> _REQUIRED TASK_:
Pick out the lines containing "Time".

> _EXERCISE DATA_:
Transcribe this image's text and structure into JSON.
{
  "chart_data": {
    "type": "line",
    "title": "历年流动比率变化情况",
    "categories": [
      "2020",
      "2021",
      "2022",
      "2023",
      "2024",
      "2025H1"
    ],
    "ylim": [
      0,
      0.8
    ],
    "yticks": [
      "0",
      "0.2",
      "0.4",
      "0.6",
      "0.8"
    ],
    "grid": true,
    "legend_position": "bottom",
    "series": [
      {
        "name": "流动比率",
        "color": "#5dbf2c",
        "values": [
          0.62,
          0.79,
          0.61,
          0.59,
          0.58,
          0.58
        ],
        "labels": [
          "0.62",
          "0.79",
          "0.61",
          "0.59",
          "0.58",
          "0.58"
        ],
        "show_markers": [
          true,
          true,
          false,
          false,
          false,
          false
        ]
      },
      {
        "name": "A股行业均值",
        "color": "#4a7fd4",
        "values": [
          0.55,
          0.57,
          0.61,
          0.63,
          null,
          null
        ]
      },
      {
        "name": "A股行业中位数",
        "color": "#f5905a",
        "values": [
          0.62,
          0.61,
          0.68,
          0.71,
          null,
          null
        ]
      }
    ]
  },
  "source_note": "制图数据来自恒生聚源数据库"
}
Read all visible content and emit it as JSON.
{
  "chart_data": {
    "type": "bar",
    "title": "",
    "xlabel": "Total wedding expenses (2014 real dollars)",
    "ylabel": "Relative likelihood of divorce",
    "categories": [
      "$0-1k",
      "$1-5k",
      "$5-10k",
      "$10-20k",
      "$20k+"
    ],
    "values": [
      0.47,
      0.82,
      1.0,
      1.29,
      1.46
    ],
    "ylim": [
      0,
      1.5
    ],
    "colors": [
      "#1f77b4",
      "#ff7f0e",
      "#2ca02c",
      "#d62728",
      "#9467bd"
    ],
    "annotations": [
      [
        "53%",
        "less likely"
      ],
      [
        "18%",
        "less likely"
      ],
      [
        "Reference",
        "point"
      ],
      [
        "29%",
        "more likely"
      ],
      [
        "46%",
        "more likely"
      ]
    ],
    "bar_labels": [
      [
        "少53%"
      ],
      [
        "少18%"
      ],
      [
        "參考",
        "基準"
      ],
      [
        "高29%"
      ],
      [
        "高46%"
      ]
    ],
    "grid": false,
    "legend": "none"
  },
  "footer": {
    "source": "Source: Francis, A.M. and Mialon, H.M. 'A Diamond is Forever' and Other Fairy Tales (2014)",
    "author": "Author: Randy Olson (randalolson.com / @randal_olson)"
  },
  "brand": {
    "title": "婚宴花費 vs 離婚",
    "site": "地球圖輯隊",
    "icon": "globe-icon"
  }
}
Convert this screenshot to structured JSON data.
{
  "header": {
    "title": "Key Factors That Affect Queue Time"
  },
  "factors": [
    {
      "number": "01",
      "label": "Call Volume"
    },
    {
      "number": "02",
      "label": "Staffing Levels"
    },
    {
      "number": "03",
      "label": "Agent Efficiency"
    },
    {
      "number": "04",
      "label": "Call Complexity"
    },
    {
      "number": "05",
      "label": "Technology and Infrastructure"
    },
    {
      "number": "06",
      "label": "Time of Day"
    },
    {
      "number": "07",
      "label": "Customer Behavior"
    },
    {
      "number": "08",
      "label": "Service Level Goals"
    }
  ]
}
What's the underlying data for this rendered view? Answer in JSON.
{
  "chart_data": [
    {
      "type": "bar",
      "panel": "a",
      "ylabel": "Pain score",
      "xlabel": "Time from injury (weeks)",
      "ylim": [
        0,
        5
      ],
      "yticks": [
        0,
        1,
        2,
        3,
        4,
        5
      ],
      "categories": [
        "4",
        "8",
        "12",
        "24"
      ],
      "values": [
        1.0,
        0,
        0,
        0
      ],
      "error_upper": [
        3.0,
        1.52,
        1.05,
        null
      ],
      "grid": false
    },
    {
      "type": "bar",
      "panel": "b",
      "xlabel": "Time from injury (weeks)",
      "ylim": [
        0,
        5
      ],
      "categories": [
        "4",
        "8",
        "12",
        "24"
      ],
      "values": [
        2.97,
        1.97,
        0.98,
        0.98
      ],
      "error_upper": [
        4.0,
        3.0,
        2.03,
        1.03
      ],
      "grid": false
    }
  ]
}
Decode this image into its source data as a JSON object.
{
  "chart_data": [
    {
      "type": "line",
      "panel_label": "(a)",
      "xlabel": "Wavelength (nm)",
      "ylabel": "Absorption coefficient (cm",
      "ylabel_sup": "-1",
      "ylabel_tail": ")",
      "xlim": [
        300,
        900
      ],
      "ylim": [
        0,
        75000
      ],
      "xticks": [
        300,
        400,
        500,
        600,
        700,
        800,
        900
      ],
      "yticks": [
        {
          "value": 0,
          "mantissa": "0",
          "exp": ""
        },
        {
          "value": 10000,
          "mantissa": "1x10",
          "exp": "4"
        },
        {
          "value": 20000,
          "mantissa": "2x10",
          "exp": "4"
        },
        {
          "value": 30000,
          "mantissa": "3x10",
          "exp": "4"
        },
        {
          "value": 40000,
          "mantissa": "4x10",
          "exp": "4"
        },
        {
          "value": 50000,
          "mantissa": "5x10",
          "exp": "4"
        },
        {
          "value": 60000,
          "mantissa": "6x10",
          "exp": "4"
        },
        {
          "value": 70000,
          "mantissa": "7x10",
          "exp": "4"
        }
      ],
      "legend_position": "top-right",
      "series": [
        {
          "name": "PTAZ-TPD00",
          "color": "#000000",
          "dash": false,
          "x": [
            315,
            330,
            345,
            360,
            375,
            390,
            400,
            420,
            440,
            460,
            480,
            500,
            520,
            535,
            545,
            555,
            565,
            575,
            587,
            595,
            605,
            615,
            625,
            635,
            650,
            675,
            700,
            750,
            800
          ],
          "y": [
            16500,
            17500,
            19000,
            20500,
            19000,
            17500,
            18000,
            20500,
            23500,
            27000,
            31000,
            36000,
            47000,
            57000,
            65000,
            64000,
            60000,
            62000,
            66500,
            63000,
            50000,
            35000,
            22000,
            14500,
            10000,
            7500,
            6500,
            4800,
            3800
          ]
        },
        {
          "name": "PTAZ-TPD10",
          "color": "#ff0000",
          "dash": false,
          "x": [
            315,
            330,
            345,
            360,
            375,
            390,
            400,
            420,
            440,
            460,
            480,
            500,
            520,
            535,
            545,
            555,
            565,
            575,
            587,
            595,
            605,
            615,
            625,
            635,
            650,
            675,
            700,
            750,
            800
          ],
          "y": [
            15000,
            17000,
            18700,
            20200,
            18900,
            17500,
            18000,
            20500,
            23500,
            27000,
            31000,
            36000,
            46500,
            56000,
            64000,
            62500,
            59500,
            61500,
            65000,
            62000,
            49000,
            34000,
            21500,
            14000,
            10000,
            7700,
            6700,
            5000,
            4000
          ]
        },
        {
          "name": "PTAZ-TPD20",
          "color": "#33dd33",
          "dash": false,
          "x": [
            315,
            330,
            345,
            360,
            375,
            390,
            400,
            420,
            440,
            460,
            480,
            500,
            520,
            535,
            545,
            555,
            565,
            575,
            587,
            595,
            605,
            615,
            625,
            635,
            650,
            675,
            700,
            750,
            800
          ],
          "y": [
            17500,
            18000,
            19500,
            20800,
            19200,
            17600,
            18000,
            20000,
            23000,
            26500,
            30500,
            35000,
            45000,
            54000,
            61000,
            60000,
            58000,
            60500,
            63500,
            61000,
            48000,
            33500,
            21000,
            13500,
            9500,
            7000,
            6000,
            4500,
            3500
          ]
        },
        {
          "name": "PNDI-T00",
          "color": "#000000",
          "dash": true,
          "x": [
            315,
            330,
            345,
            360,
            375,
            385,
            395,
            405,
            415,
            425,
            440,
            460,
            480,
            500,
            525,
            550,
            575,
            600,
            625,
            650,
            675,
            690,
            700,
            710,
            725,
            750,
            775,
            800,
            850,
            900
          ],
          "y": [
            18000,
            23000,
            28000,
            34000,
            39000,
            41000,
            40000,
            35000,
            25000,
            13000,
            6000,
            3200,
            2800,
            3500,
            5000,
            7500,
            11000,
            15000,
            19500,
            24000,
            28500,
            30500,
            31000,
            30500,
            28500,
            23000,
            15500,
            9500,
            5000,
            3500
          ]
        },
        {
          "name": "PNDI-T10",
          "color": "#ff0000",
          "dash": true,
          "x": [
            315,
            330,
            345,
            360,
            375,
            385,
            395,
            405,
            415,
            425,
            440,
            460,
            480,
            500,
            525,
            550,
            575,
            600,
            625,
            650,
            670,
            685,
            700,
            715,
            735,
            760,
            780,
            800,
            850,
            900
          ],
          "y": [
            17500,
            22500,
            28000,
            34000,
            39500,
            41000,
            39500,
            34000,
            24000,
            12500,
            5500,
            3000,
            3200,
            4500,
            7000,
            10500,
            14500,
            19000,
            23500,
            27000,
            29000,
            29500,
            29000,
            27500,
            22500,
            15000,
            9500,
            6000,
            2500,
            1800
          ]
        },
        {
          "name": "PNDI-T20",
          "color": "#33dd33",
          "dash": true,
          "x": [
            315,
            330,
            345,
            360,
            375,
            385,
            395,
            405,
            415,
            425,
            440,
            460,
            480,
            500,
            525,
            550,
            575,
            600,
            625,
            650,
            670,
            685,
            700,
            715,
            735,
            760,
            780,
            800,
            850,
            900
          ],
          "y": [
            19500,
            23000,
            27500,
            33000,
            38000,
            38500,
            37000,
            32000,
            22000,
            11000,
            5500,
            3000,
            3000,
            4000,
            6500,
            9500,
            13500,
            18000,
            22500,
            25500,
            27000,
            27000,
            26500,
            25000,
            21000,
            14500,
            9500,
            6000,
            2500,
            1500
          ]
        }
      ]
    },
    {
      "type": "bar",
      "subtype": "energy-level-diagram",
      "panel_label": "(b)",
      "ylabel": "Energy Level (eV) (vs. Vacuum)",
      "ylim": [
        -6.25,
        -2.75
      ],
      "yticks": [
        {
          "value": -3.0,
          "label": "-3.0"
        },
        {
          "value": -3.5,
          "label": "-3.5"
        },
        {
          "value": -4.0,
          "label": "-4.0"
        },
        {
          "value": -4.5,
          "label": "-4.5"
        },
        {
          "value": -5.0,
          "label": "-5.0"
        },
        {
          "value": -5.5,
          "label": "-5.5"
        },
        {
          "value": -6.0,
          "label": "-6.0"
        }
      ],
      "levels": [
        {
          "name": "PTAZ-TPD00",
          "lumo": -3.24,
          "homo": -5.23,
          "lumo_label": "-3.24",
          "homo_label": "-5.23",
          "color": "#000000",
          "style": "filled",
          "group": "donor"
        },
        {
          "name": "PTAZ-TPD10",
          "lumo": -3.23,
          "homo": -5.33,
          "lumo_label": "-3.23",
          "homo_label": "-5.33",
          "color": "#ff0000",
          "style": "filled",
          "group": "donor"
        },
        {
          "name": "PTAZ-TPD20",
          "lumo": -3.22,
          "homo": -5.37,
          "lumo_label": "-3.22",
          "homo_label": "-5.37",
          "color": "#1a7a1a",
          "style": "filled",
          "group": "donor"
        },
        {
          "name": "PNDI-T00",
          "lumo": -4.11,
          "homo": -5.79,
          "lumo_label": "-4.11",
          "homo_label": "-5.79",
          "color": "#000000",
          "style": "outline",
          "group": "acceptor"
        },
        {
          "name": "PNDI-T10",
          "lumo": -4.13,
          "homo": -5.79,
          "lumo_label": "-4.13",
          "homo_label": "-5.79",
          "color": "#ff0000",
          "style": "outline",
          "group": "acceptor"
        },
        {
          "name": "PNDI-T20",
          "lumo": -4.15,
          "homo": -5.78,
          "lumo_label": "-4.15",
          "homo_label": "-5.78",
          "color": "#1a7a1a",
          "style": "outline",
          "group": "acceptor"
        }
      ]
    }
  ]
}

> _TASK RESULT_:
    "title": "Key Factors That Affect Queue Time"
      "label": "Time of Day"
      "xlabel": "Time from injury (weeks)",
      "xlabel": "Time from injury (weeks)",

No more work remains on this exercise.